▶ _Input data_:
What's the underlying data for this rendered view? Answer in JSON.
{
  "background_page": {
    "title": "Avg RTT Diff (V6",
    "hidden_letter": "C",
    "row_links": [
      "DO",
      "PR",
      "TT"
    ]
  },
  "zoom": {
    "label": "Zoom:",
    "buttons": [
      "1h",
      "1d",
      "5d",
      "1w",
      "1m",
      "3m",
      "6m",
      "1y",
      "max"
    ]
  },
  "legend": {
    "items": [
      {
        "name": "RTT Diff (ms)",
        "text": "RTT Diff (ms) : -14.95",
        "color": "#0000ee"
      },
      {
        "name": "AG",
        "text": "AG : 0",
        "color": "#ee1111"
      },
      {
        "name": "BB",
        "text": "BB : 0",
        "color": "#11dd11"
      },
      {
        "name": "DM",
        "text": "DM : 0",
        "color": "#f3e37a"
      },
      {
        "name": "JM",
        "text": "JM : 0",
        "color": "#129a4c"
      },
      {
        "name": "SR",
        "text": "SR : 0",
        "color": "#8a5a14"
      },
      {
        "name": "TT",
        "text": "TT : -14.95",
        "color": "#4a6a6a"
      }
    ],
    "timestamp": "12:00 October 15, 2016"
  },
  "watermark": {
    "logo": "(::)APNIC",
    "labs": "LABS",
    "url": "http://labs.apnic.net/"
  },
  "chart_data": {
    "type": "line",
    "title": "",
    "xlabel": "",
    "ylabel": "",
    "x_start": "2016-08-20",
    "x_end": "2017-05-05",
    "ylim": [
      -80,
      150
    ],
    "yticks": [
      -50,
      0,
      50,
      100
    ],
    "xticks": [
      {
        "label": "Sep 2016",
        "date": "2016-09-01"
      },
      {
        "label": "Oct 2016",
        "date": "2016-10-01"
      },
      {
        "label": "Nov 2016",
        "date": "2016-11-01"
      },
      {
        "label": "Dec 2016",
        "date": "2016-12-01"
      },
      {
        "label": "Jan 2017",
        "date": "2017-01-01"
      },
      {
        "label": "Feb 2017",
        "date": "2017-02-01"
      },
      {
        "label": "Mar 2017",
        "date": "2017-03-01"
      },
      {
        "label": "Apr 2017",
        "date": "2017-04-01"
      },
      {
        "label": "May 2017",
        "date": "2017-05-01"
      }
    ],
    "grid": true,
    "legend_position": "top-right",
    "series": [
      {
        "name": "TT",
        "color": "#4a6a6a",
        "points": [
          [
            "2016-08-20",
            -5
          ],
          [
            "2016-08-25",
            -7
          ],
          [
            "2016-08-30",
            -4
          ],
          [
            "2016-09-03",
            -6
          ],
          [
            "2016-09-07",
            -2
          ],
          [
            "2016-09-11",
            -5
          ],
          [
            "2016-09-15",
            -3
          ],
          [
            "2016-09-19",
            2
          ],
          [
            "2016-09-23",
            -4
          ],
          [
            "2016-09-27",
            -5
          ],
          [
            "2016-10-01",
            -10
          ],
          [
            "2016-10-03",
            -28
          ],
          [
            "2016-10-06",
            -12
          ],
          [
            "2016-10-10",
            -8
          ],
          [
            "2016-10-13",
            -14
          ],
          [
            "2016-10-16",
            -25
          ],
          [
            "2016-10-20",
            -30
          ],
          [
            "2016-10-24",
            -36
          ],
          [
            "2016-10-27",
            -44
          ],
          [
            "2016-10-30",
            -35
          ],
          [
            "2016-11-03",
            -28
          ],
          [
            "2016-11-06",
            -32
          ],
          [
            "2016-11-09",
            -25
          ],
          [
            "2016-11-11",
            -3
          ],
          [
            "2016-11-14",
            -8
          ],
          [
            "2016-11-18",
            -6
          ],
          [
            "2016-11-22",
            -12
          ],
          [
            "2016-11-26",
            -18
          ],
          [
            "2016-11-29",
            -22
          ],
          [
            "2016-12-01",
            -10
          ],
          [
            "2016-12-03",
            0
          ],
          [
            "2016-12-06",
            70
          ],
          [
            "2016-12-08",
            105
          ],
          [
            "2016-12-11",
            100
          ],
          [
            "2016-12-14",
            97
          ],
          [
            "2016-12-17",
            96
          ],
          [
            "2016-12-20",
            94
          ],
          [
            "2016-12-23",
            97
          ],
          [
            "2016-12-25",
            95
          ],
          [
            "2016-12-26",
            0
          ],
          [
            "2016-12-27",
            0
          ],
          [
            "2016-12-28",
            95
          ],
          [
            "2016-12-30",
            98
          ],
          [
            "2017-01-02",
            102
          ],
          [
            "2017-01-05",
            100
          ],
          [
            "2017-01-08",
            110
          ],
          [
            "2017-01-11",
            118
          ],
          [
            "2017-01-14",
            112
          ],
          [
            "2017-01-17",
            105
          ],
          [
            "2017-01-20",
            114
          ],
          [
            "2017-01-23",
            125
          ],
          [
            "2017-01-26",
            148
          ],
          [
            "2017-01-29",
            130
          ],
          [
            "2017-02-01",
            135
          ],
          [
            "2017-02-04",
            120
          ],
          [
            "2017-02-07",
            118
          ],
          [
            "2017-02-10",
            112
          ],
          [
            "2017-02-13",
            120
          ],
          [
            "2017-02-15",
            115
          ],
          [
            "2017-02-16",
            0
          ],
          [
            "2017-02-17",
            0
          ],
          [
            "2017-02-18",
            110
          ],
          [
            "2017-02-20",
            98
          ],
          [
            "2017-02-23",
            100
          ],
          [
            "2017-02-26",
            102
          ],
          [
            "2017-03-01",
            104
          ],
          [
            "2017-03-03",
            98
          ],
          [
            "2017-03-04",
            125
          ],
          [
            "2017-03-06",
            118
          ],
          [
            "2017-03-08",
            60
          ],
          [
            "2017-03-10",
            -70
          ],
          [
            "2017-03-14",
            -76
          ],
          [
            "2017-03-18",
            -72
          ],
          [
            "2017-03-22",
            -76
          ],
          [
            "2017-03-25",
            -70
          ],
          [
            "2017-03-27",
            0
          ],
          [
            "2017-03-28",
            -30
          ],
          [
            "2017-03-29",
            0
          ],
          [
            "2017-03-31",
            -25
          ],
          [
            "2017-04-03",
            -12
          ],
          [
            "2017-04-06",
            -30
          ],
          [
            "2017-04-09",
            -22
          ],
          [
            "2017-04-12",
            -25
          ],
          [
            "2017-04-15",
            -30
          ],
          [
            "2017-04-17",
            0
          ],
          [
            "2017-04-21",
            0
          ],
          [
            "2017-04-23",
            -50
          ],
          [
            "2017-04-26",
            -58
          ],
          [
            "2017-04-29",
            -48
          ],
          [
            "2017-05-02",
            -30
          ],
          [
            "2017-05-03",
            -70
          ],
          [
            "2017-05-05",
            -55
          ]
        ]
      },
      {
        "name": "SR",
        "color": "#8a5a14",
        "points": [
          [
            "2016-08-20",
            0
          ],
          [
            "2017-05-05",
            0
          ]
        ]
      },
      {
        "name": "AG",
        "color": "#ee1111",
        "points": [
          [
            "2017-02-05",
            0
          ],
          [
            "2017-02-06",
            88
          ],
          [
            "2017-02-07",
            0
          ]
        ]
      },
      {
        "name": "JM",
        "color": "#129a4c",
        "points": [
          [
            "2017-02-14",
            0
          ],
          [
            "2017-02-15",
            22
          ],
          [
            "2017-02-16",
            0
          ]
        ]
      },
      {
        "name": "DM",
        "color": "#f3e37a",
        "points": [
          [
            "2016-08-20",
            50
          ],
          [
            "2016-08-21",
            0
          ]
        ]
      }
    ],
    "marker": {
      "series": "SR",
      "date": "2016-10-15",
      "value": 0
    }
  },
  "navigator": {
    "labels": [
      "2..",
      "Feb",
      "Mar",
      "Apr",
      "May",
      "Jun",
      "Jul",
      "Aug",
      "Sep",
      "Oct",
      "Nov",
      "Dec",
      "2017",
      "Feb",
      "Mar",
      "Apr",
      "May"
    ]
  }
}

▶ _Problem to solve_: Write the whole listing out again. Keep every line exactly as it is.

▶ _Final answer_:
What's the underlying data for this rendered view? Answer in JSON.
{
  "background_page": {
    "title": "Avg RTT Diff (V6",
    "hidden_letter": "C",
    "row_links": [
      "DO",
      "PR",
      "TT"
    ]
  },
  "zoom": {
    "label": "Zoom:",
    "buttons": [
      "1h",
      "1d",
      "5d",
      "1w",
      "1m",
      "3m",
      "6m",
      "1y",
      "max"
    ]
  },
  "legend": {
    "items": [
      {
        "name": "RTT Diff (ms)",
        "text": "RTT Diff (ms) : -14.95",
        "color": "#0000ee"
      },
      {
        "name": "AG",
        "text": "AG : 0",
        "color": "#ee1111"
      },
      {
        "name": "BB",
        "text": "BB : 0",
        "color": "#11dd11"
      },
      {
        "name": "DM",
        "text": "DM : 0",
        "color": "#f3e37a"
      },
      {
        "name": "JM",
        "text": "JM : 0",
        "color": "#129a4c"
      },
      {
        "name": "SR",
        "text": "SR : 0",
        "color": "#8a5a14"
      },
      {
        "name": "TT",
        "text": "TT : -14.95",
        "color": "#4a6a6a"
      }
    ],
    "timestamp": "12:00 October 15, 2016"
  },
  "watermark": {
    "logo": "(::)APNIC",
    "labs": "LABS",
    "url": "http://labs.apnic.net/"
  },
  "chart_data": {
    "type": "line",
    "title": "",
    "xlabel": "",
    "ylabel": "",
    "x_start": "2016-08-20",
    "x_end": "2017-05-05",
    "ylim": [
      -80,
      150
    ],
    "yticks": [
      -50,
      0,
      50,
      100
    ],
    "xticks": [
      {
        "label": "Sep 2016",
        "date": "2016-09-01"
      },
      {
        "label": "Oct 2016",
        "date": "2016-10-01"
      },
      {
        "label": "Nov 2016",
        "date": "2016-11-01"
      },
      {
        "label": "Dec 2016",
        "date": "2016-12-01"
      },
      {
        "label": "Jan 2017",
        "date": "2017-01-01"
      },
      {
        "label": "Feb 2017",
        "date": "2017-02-01"
      },
      {
        "label": "Mar 2017",
        "date": "2017-03-01"
      },
      {
        "label": "Apr 2017",
        "date": "2017-04-01"
      },
      {
        "label": "May 2017",
        "date": "2017-05-01"
      }
    ],
    "grid": true,
    "legend_position": "top-right",
    "series": [
      {
        "name": "TT",
        "color": "#4a6a6a",
        "points": [
          [
            "2016-08-20",
            -5
          ],
          [
            "2016-08-25",
            -7
          ],
          [
            "2016-08-30",
            -4
          ],
          [
            "2016-09-03",
            -6
          ],
          [
            "2016-09-07",
            -2
          ],
          [
            "2016-09-11",
            -5
          ],
          [
            "2016-09-15",
            -3
          ],
          [
            "2016-09-19",
            2
          ],
          [
            "2016-09-23",
            -4
          ],
          [
            "2016-09-27",
            -5
          ],
          [
            "2016-10-01",
            -10
          ],
          [
            "2016-10-03",
            -28
          ],
          [
            "2016-10-06",
            -12
          ],
          [
            "2016-10-10",
            -8
          ],
          [
            "2016-10-13",
            -14
          ],
          [
            "2016-10-16",
            -25
          ],
          [
            "2016-10-20",
            -30
          ],
          [
            "2016-10-24",
            -36
          ],
          [
            "2016-10-27",
            -44
          ],
          [
            "2016-10-30",
            -35
          ],
          [
            "2016-11-03",
            -28
          ],
          [
            "2016-11-06",
            -32
          ],
          [
            "2016-11-09",
            -25
          ],
          [
            "2016-11-11",
            -3
          ],
          [
            "2016-11-14",
            -8
          ],
          [
            "2016-11-18",
            -6
          ],
          [
            "2016-11-22",
            -12
          ],
          [
            "2016-11-26",
            -18
          ],
          [
            "2016-11-29",
            -22
          ],
          [
            "2016-12-01",
            -10
          ],
          [
            "2016-12-03",
            0
          ],
          [
            "2016-12-06",
            70
          ],
          [
            "2016-12-08",
            105
          ],
          [
            "2016-12-11",
            100
          ],
          [
            "2016-12-14",
            97
          ],
          [
            "2016-12-17",
            96
          ],
          [
            "2016-12-20",
            94
          ],
          [
            "2016-12-23",
            97
          ],
          [
            "2016-12-25",
            95
          ],
          [
            "2016-12-26",
            0
          ],
          [
            "2016-12-27",
            0
          ],
          [
            "2016-12-28",
            95
          ],
          [
            "2016-12-30",
            98
          ],
          [
            "2017-01-02",
            102
          ],
          [
            "2017-01-05",
            100
          ],
          [
            "2017-01-08",
            110
          ],
          [
            "2017-01-11",
            118
          ],
          [
            "2017-01-14",
            112
          ],
          [
            "2017-01-17",
            105
          ],
          [
            "2017-01-20",
            114
          ],
          [
            "2017-01-23",
            125
          ],
          [
            "2017-01-26",
            148
          ],
          [
            "2017-01-29",
            130
          ],
          [
            "2017-02-01",
            135
          ],
          [
            "2017-02-04",
            120
          ],
          [
            "2017-02-07",
            118
          ],
          [
            "2017-02-10",
            112
          ],
          [
            "2017-02-13",
            120
          ],
          [
            "2017-02-15",
            115
          ],
          [
            "2017-02-16",
            0
          ],
          [
            "2017-02-17",
            0
          ],
          [
            "2017-02-18",
            110
          ],
          [
            "2017-02-20",
            98
          ],
          [
            "2017-02-23",
            100
          ],
          [
            "2017-02-26",
            102
          ],
          [
            "2017-03-01",
            104
          ],
          [
            "2017-03-03",
            98
          ],
          [
            "2017-03-04",
            125
          ],
          [
            "2017-03-06",
            118
          ],
          [
            "2017-03-08",
            60
          ],
          [
            "2017-03-10",
            -70
          ],
          [
            "2017-03-14",
            -76
          ],
          [
            "2017-03-18",
            -72
          ],
          [
            "2017-03-22",
            -76
          ],
          [
            "2017-03-25",
            -70
          ],
          [
            "2017-03-27",
            0
          ],
          [
            "2017-03-28",
            -30
          ],
          [
            "2017-03-29",
            0
          ],
          [
            "2017-03-31",
            -25
          ],
          [
            "2017-04-03",
            -12
          ],
          [
            "2017-04-06",
            -30
          ],
          [
            "2017-04-09",
            -22
          ],
          [
            "2017-04-12",
            -25
          ],
          [
            "2017-04-15",
            -30
          ],
          [
            "2017-04-17",
            0
          ],
          [
            "2017-04-21",
            0
          ],
          [
            "2017-04-23",
            -50
          ],
          [
            "2017-04-26",
            -58
          ],
          [
            "2017-04-29",
            -48
          ],
          [
            "2017-05-02",
            -30
          ],
          [
            "2017-05-03",
            -70
          ],
          [
            "2017-05-05",
            -55
          ]
        ]
      },
      {
        "name": "SR",
        "color": "#8a5a14",
        "points": [
          [
            "2016-08-20",
            0
          ],
          [
            "2017-05-05",
            0
          ]
        ]
      },
      {
        "name": "AG",
        "color": "#ee1111",
        "points": [
          [
            "2017-02-05",
            0
          ],
          [
            "2017-02-06",
            88
          ],
          [
            "2017-02-07",
            0
          ]
        ]
      },
      {
        "name": "JM",
        "color": "#129a4c",
        "points": [
          [
            "2017-02-14",
            0
          ],
          [
            "2017-02-15",
            22
          ],
          [
            "2017-02-16",
            0
          ]
        ]
      },
      {
        "name": "DM",
        "color": "#f3e37a",
        "points": [
          [
            "2016-08-20",
            50
          ],
          [
            "2016-08-21",
            0
          ]
        ]
      }
    ],
    "marker": {
      "series": "SR",
      "date": "2016-10-15",
      "value": 0
    }
  },
  "navigator": {
    "labels": [
      "2..",
      "Feb",
      "Mar",
      "Apr",
      "May",
      "Jun",
      "Jul",
      "Aug",
      "Sep",
      "Oct",
      "Nov",
      "Dec",
      "2017",
      "Feb",
      "Mar",
      "Apr",
      "May"
    ]
  }
}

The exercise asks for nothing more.